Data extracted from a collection

--------------------------------

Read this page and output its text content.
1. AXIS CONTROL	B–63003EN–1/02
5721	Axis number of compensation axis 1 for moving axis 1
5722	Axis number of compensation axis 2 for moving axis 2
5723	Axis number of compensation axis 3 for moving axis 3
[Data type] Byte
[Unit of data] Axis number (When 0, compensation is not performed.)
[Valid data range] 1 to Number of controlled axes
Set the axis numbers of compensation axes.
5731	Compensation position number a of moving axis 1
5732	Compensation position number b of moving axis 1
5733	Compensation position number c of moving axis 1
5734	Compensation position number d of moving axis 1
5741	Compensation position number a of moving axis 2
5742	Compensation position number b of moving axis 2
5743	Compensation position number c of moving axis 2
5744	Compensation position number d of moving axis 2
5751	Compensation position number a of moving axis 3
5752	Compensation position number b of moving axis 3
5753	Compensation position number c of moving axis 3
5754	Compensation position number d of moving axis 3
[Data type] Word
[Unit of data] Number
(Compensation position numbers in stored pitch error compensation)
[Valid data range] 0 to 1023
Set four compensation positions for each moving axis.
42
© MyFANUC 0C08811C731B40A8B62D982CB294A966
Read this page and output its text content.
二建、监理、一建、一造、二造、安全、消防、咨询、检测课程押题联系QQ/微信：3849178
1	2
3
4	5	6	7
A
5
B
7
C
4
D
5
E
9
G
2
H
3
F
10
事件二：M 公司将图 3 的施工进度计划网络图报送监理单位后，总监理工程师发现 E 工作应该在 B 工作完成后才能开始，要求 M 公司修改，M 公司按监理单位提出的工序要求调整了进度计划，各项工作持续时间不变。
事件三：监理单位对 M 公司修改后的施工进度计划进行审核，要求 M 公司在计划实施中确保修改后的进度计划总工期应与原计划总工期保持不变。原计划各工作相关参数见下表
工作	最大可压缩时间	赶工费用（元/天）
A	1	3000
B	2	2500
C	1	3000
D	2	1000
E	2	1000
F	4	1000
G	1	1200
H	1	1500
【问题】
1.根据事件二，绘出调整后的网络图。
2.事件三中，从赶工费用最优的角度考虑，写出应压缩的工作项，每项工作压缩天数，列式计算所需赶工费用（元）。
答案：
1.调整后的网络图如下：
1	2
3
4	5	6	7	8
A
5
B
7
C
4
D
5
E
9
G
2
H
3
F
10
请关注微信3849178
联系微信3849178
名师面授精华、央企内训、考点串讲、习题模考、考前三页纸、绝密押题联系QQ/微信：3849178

--------------------------------

Count the lines of the data that include the string "Valid", and give only that number.

Answer for this exercise:
2